* **Exercise objective**: List each line of the data that holds the string "time", please.

* **Stored data**:
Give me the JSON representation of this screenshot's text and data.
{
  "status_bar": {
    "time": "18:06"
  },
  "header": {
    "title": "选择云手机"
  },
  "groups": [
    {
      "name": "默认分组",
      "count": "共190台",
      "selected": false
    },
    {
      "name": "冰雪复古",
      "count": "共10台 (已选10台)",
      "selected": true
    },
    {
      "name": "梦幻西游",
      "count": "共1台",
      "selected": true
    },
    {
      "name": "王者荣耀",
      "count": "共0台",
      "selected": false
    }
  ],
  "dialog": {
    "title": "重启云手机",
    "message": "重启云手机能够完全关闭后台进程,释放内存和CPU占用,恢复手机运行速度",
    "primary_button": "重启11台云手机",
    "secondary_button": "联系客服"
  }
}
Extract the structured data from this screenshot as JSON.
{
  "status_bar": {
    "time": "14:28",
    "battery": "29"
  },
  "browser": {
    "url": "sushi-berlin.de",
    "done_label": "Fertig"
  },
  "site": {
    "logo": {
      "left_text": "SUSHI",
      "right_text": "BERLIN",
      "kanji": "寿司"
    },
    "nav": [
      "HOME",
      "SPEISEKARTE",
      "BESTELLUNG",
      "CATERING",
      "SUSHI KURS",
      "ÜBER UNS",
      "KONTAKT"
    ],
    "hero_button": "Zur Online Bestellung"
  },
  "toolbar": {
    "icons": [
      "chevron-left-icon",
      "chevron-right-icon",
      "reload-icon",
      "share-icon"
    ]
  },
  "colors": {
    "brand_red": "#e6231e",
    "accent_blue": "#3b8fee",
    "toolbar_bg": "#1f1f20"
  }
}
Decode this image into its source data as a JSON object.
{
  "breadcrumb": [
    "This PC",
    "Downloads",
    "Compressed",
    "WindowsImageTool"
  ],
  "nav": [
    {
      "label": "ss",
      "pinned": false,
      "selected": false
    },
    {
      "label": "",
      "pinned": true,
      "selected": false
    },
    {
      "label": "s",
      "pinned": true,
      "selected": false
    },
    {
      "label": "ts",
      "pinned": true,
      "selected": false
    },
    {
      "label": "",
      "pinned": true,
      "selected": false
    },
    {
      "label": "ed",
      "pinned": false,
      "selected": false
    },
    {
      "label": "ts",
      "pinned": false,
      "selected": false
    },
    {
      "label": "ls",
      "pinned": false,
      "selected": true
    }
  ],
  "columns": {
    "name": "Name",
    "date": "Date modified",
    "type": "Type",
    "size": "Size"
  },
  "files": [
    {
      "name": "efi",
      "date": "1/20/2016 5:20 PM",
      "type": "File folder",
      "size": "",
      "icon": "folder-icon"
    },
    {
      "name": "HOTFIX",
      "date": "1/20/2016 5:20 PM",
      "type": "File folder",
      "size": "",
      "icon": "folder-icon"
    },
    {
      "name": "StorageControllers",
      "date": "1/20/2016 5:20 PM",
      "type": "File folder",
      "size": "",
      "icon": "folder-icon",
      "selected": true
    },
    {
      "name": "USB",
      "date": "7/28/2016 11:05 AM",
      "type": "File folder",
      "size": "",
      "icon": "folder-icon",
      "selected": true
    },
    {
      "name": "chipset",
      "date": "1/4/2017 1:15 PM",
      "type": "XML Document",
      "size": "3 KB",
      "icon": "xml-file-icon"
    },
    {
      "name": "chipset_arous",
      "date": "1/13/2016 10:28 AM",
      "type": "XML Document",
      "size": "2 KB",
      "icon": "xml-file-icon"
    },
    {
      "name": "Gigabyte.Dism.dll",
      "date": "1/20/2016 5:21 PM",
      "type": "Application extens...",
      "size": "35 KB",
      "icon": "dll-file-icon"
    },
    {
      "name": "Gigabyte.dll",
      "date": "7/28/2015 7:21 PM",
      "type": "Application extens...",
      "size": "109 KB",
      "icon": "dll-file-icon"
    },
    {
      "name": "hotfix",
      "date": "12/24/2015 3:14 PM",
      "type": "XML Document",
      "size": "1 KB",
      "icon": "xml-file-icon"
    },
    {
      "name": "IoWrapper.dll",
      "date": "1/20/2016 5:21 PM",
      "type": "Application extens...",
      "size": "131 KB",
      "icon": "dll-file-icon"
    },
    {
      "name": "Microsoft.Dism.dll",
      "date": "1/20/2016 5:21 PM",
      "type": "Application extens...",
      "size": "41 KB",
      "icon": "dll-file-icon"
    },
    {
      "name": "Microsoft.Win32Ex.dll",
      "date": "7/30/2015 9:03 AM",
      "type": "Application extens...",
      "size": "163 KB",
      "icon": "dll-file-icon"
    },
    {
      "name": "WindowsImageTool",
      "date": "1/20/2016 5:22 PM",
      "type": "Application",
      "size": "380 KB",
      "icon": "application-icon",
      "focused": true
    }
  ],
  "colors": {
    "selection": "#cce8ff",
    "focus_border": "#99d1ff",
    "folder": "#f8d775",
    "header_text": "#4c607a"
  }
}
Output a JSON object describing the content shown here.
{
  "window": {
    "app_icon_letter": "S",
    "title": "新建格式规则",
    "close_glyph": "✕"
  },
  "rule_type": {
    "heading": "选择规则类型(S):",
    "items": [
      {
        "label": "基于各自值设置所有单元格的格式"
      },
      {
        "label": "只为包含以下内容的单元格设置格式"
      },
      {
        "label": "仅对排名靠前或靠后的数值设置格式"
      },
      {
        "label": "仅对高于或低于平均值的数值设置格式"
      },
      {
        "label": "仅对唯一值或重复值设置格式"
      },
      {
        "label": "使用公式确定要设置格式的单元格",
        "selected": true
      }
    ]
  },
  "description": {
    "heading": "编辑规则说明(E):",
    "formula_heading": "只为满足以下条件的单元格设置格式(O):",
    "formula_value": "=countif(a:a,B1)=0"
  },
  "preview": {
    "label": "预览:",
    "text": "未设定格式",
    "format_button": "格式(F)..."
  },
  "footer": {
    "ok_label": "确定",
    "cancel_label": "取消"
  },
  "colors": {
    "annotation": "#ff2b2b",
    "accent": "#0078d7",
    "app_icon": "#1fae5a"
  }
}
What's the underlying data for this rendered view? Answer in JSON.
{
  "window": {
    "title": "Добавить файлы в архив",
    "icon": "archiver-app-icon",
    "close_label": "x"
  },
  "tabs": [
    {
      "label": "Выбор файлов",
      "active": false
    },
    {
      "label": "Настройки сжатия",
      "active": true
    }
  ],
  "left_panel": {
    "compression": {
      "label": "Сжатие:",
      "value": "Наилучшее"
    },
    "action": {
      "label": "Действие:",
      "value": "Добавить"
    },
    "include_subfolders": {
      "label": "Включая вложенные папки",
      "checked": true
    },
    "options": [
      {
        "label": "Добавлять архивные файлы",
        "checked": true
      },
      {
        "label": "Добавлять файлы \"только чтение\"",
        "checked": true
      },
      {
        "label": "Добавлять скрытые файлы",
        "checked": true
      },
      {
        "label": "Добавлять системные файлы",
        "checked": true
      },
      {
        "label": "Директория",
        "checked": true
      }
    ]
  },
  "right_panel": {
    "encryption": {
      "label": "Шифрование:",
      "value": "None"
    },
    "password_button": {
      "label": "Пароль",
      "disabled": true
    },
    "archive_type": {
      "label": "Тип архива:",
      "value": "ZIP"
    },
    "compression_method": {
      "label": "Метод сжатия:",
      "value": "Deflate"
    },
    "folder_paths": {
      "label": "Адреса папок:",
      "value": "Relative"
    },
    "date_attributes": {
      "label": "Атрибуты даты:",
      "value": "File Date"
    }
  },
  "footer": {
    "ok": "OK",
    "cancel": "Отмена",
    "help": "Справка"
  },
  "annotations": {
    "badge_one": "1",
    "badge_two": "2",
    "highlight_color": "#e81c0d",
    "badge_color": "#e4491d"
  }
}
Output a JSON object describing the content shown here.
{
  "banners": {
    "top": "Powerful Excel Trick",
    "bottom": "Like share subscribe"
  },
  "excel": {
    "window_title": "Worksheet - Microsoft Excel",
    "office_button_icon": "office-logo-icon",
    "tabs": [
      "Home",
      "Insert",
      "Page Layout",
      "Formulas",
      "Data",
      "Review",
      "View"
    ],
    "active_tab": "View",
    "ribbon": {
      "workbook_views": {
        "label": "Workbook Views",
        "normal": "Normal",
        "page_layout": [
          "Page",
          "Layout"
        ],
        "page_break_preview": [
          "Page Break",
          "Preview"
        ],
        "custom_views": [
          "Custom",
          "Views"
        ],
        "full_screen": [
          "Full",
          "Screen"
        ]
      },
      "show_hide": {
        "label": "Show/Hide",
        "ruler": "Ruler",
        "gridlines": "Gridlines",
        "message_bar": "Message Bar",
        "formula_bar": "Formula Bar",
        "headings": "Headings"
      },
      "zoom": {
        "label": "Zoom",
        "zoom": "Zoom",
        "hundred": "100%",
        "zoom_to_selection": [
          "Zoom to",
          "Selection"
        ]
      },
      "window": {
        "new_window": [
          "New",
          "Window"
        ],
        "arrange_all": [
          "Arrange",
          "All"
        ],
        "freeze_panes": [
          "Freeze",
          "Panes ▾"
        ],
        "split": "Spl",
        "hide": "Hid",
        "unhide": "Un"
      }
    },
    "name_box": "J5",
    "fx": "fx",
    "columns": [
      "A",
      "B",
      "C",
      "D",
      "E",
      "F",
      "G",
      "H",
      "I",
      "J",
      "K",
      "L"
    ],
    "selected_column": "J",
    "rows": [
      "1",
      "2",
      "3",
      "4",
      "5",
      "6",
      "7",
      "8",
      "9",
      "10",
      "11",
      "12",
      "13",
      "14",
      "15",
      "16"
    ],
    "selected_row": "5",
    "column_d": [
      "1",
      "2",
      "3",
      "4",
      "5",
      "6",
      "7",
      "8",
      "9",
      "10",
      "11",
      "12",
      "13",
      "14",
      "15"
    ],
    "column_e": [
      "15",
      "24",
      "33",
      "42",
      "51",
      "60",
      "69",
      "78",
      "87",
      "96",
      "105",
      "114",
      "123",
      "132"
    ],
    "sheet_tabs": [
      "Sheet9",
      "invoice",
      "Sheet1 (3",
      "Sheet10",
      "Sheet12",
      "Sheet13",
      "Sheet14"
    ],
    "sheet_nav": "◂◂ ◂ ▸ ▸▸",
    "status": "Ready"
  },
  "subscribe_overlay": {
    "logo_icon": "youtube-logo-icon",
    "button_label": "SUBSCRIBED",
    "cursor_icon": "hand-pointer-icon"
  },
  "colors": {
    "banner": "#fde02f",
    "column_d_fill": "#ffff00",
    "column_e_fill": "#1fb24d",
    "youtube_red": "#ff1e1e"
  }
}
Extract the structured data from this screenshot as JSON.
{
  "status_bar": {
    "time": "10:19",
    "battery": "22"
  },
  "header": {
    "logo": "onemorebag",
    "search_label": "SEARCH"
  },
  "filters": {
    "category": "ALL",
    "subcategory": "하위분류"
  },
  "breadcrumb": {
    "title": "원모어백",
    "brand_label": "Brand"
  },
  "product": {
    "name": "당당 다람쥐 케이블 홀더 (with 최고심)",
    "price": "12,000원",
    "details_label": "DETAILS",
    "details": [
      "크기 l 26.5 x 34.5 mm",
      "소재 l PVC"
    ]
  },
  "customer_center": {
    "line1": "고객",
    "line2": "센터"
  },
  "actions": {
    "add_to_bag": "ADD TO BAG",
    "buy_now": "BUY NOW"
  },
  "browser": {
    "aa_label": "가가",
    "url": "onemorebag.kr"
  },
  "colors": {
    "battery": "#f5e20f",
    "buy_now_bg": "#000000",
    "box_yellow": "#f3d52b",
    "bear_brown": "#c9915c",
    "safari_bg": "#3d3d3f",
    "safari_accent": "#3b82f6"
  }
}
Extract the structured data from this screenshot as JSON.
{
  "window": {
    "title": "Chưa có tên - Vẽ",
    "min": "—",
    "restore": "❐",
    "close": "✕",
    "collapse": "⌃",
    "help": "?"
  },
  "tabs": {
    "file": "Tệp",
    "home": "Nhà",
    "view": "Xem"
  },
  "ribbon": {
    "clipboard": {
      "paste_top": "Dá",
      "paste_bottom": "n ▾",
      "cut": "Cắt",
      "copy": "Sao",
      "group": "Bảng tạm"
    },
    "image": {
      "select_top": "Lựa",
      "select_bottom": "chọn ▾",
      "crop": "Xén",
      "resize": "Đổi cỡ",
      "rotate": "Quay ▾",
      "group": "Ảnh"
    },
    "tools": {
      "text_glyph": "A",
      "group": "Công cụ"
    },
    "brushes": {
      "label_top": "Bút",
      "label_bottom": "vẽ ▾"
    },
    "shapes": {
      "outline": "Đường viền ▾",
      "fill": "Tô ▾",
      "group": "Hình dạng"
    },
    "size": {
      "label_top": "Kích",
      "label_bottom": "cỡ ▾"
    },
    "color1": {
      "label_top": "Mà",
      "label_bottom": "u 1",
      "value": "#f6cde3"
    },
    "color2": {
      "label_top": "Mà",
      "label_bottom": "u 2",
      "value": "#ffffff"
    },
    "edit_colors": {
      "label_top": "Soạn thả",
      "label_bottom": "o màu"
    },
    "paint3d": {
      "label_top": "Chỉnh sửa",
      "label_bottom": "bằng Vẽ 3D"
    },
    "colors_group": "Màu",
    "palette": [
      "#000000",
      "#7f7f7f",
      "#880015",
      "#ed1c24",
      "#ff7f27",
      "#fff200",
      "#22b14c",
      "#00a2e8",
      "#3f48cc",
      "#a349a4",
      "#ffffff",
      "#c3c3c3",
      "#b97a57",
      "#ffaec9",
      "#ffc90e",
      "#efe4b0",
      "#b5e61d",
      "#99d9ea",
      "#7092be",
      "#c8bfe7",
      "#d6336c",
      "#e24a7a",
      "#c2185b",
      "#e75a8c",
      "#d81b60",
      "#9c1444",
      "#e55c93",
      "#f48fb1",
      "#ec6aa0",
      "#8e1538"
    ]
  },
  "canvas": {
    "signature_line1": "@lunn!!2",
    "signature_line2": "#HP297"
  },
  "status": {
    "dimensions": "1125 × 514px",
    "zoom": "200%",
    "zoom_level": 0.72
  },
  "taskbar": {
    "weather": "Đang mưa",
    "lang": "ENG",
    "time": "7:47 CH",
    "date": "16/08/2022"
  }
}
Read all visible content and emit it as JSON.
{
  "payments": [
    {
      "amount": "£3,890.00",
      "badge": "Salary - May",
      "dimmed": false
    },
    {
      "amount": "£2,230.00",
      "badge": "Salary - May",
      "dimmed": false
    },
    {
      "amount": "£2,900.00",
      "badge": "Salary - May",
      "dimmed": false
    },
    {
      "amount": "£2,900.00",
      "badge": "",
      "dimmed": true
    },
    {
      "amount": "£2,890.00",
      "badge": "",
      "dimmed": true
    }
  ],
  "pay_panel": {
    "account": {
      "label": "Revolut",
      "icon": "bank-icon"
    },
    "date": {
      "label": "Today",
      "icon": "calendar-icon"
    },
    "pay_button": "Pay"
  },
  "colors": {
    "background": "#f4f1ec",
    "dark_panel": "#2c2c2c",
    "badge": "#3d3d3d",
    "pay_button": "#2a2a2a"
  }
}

* **Answer to this exercise**:
    "time": "18:06"
    "time": "14:28",
    "time": "10:19",
    "time": "7:47 CH",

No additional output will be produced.